→ What is expected:
Every record below should be transcribed exactly. Omit the images.

→ Dataset extract:
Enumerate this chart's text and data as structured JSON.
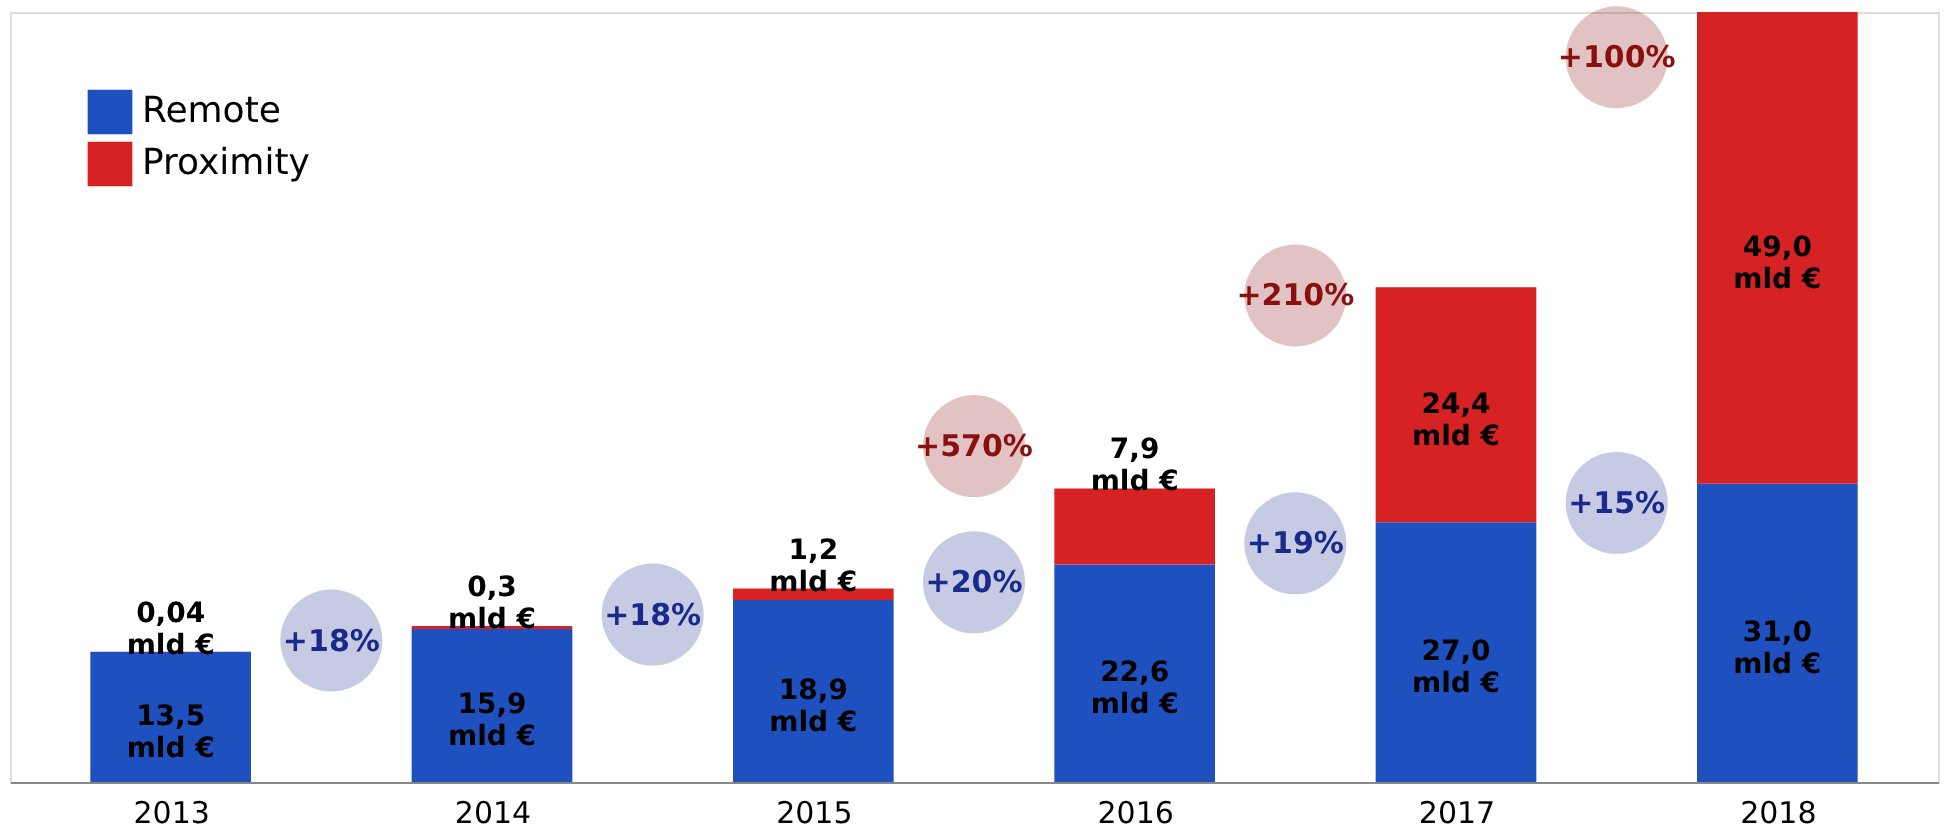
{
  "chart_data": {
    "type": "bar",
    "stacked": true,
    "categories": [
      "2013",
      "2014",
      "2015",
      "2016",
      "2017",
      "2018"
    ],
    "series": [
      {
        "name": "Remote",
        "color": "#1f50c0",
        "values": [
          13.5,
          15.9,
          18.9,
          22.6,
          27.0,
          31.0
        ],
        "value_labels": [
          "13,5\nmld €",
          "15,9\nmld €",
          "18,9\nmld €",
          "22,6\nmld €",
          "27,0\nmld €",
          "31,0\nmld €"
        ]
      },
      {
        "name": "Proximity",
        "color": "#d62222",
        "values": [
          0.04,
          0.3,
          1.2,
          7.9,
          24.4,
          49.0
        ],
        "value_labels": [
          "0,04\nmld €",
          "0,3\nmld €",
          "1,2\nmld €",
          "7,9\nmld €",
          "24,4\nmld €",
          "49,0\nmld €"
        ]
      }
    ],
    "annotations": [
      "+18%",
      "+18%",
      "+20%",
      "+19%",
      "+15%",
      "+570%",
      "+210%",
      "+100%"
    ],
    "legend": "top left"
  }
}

→ Correct output:
Enumerate this chart's text and data as structured JSON.
{
  "chart_data": {
    "type": "bar",
    "stacked": true,
    "categories": [
      "2013",
      "2014",
      "2015",
      "2016",
      "2017",
      "2018"
    ],
    "series": [
      {
        "name": "Remote",
        "color": "#1f50c0",
        "values": [
          13.5,
          15.9,
          18.9,
          22.6,
          27.0,
          31.0
        ],
        "value_labels": [
          "13,5\nmld €",
          "15,9\nmld €",
          "18,9\nmld €",
          "22,6\nmld €",
          "27,0\nmld €",
          "31,0\nmld €"
        ]
      },
      {
        "name": "Proximity",
        "color": "#d62222",
        "values": [
          0.04,
          0.3,
          1.2,
          7.9,
          24.4,
          49.0
        ],
        "value_labels": [
          "0,04\nmld €",
          "0,3\nmld €",
          "1,2\nmld €",
          "7,9\nmld €",
          "24,4\nmld €",
          "49,0\nmld €"
        ]
      }
    ],
    "annotations": [
      "+18%",
      "+18%",
      "+20%",
      "+19%",
      "+15%",
      "+570%",
      "+210%",
      "+100%"
    ],
    "legend": "top left"
  }
}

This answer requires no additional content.